Objective:
Output the lines from the line with "row-number[interactable]: 1: [350, 193, 378, 214]" to the line with "column-header[interactable]: ▼ 单位: [770, 169, 851, 193]", inclusive, as a numbered list, omitting any blank lines.

Material for this exercise:

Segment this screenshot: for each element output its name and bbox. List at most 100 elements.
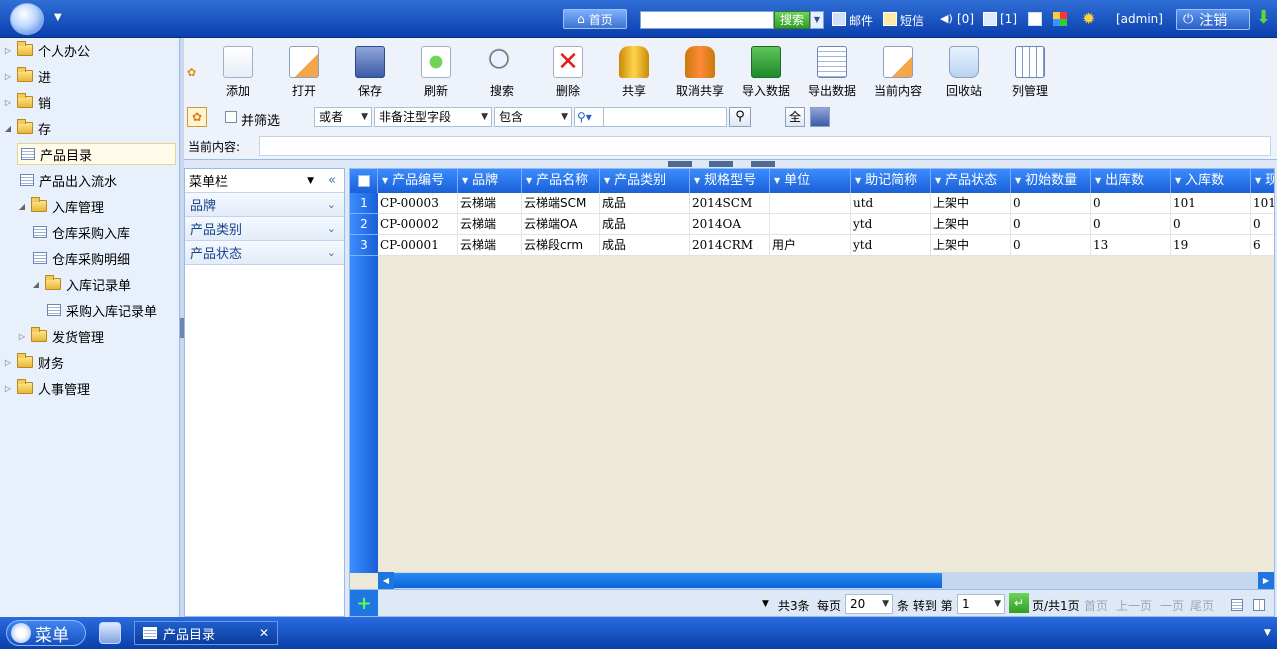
row-number[interactable]: 1: [350, 193, 378, 214]
sms-icon[interactable]: [883, 12, 897, 26]
go-enter-icon[interactable]: ↵: [1009, 593, 1029, 613]
select-all-checkbox[interactable]: [350, 169, 378, 193]
logo-dropdown-icon[interactable]: ▼: [54, 12, 62, 23]
tree-item-product-catalog[interactable]: 产品目录: [17, 143, 176, 165]
collapsed-arrow-icon[interactable]: ▷: [4, 358, 12, 367]
column-header[interactable]: ▼ 产品状态: [931, 169, 1011, 193]
tree-item-hr[interactable]: ▷ 人事管理: [4, 377, 90, 399]
column-management-button[interactable]: 列管理: [1000, 46, 1060, 99]
refresh-button[interactable]: 刷新: [406, 46, 466, 99]
page-select[interactable]: 1 ▼: [957, 594, 1005, 614]
table-row[interactable]: CP-00003 云梯端 云梯端SCM 成品 2014SCM utd 上架中 0…: [378, 193, 1274, 214]
menu-section-brand[interactable]: 品牌 ⌄: [185, 193, 344, 217]
prev-page-link[interactable]: 上一页: [1116, 597, 1152, 614]
panel-collapse-handle[interactable]: [668, 161, 692, 167]
scrollbar-thumb[interactable]: [394, 573, 942, 588]
filter-value-input[interactable]: [603, 107, 727, 127]
menu-section-category[interactable]: 产品类别 ⌄: [185, 217, 344, 241]
column-header[interactable]: ▼ 单位: [770, 169, 851, 193]
task-count[interactable]: [1]: [1000, 12, 1017, 26]
recycle-bin-button[interactable]: 回收站: [934, 46, 994, 99]
column-header[interactable]: ▼ 品牌: [458, 169, 522, 193]
open-button[interactable]: 打开: [274, 46, 334, 99]
column-header[interactable]: ▼ 产品编号: [378, 169, 458, 193]
menu-section-status[interactable]: 产品状态 ⌄: [185, 241, 344, 265]
pager-menu-icon[interactable]: ▼: [762, 599, 769, 609]
row-number[interactable]: 2: [350, 214, 378, 235]
save-button[interactable]: 保存: [340, 46, 400, 99]
speaker-icon[interactable]: ◀): [940, 12, 953, 25]
tree-item-inbound-management[interactable]: ◢ 入库管理: [18, 195, 104, 217]
show-desktop-icon[interactable]: [99, 622, 121, 644]
current-content-input[interactable]: [259, 136, 1271, 156]
unshare-button[interactable]: 取消共享: [670, 46, 730, 99]
filter-settings-icon[interactable]: ✿: [187, 107, 207, 127]
search-dropdown-icon[interactable]: ▼: [810, 11, 824, 29]
tree-item-inbound-records[interactable]: ◢ 入库记录单: [32, 273, 131, 295]
column-header[interactable]: ▼ 初始数量: [1011, 169, 1091, 193]
row-number[interactable]: 3: [350, 235, 378, 256]
column-header[interactable]: ▼ 助记简称: [851, 169, 931, 193]
search-mode-select[interactable]: ⚲▾: [574, 107, 604, 127]
close-tab-icon[interactable]: ✕: [259, 626, 269, 640]
filter-save-icon[interactable]: [810, 107, 830, 127]
expanded-arrow-icon[interactable]: ◢: [18, 202, 26, 211]
field-select[interactable]: 非备注型字段 ▼: [374, 107, 492, 127]
filter-search-icon[interactable]: ⚲: [729, 107, 751, 127]
horizontal-scrollbar[interactable]: ◀ ▶: [378, 572, 1274, 589]
column-header[interactable]: ▼ 入库数: [1171, 169, 1251, 193]
download-arrow-icon[interactable]: ⬇: [1256, 7, 1271, 28]
logic-select[interactable]: 或者 ▼: [314, 107, 372, 127]
expanded-arrow-icon[interactable]: ◢: [4, 124, 12, 133]
grid-view-icon[interactable]: [1253, 599, 1265, 611]
collapsed-arrow-icon[interactable]: ▷: [4, 98, 12, 107]
tree-item-inventory[interactable]: ◢ 存: [4, 117, 51, 139]
taskbar-menu-icon[interactable]: ▼: [1264, 628, 1271, 638]
task-icon[interactable]: [983, 12, 997, 26]
export-data-button[interactable]: 导出数据: [802, 46, 862, 99]
first-page-link[interactable]: 首页: [1084, 597, 1108, 614]
scroll-right-icon[interactable]: ▶: [1258, 572, 1274, 589]
menu-dropdown-icon[interactable]: ▼: [307, 176, 314, 186]
next-page-link[interactable]: 一页: [1160, 597, 1184, 614]
mail-icon[interactable]: [832, 12, 846, 26]
tree-item-warehouse-purchase-detail[interactable]: 仓库采购明细: [33, 247, 130, 269]
toolbar-settings-icon[interactable]: ✿: [187, 66, 196, 79]
tree-item-product-flow[interactable]: 产品出入流水: [20, 169, 117, 191]
tree-item-personal-office[interactable]: ▷ 个人办公: [4, 39, 90, 61]
operator-select[interactable]: 包含 ▼: [494, 107, 572, 127]
start-menu-button[interactable]: 菜单: [6, 620, 86, 646]
tree-item-purchase-inbound-records[interactable]: 采购入库记录单: [47, 299, 157, 321]
collapsed-arrow-icon[interactable]: ▷: [18, 332, 26, 341]
expanded-arrow-icon[interactable]: ◢: [32, 280, 40, 289]
and-filter-checkbox[interactable]: [225, 111, 237, 123]
delete-button[interactable]: ✕ 删除: [538, 46, 598, 99]
per-page-select[interactable]: 20 ▼: [845, 594, 893, 614]
collapsed-arrow-icon[interactable]: ▷: [4, 384, 12, 393]
search-button[interactable]: 搜索: [774, 11, 810, 29]
mail-link[interactable]: 邮件: [849, 12, 873, 29]
current-content-button[interactable]: 当前内容: [868, 46, 928, 99]
collapsed-arrow-icon[interactable]: ▷: [4, 72, 12, 81]
column-header[interactable]: ▼ 规格型号: [690, 169, 770, 193]
app-logo-icon[interactable]: [10, 3, 44, 35]
tree-item-shipping-management[interactable]: ▷ 发货管理: [18, 325, 104, 347]
share-button[interactable]: 共享: [604, 46, 664, 99]
column-header[interactable]: ▼现: [1251, 169, 1274, 193]
collapse-panel-icon[interactable]: «: [328, 173, 336, 188]
add-button[interactable]: 添加: [208, 46, 268, 99]
column-header[interactable]: ▼ 产品名称: [522, 169, 600, 193]
sms-link[interactable]: 短信: [900, 12, 924, 29]
theme-icon[interactable]: [1053, 12, 1067, 26]
tree-item-warehouse-purchase-inbound[interactable]: 仓库采购入库: [33, 221, 130, 243]
logout-button[interactable]: ⏻ 注销: [1176, 9, 1250, 30]
settings-gear-icon[interactable]: ✹: [1082, 9, 1095, 28]
global-search-input[interactable]: [640, 11, 774, 29]
import-data-button[interactable]: 导入数据: [736, 46, 796, 99]
search-tool-button[interactable]: 搜索: [472, 46, 532, 99]
scroll-left-icon[interactable]: ◀: [378, 572, 394, 589]
panel-collapse-handle[interactable]: [751, 161, 775, 167]
window-icon[interactable]: [1028, 12, 1042, 26]
table-row[interactable]: CP-00001 云梯端 云梯段crm 成品 2014CRM 用户 ytd 上架…: [378, 235, 1274, 256]
add-row-plus-icon[interactable]: +: [350, 590, 378, 616]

Written response:
1. row-number[interactable]: 1: [350, 193, 378, 214]
2. sms-icon[interactable]: [883, 12, 897, 26]
3. go-enter-icon[interactable]: ↵: [1009, 593, 1029, 613]
4. select-all-checkbox[interactable]: [350, 169, 378, 193]
5. logo-dropdown-icon[interactable]: ▼: [54, 12, 62, 23]
6. tree-item-product-catalog[interactable]: 产品目录: [17, 143, 176, 165]
7. collapsed-arrow-icon[interactable]: ▷: [4, 358, 12, 367]
8. column-header[interactable]: ▼ 产品状态: [931, 169, 1011, 193]
9. tree-item-hr[interactable]: ▷ 人事管理: [4, 377, 90, 399]
10. column-management-button[interactable]: 列管理: [1000, 46, 1060, 99]
11. refresh-button[interactable]: 刷新: [406, 46, 466, 99]
12. page-select[interactable]: 1 ▼: [957, 594, 1005, 614]
13. table-row[interactable]: CP-00003 云梯端 云梯端SCM 成品 2014SCM utd 上架中 0…: [378, 193, 1274, 214]
14. menu-section-brand[interactable]: 品牌 ⌄: [185, 193, 344, 217]
15. prev-page-link[interactable]: 上一页: [1116, 597, 1152, 614]
16. panel-collapse-handle[interactable]: [668, 161, 692, 167]
17. scrollbar-thumb[interactable]: [394, 573, 942, 588]
18. filter-value-input[interactable]: [603, 107, 727, 127]
19. menu-section-category[interactable]: 产品类别 ⌄: [185, 217, 344, 241]
20. column-header[interactable]: ▼ 单位: [770, 169, 851, 193]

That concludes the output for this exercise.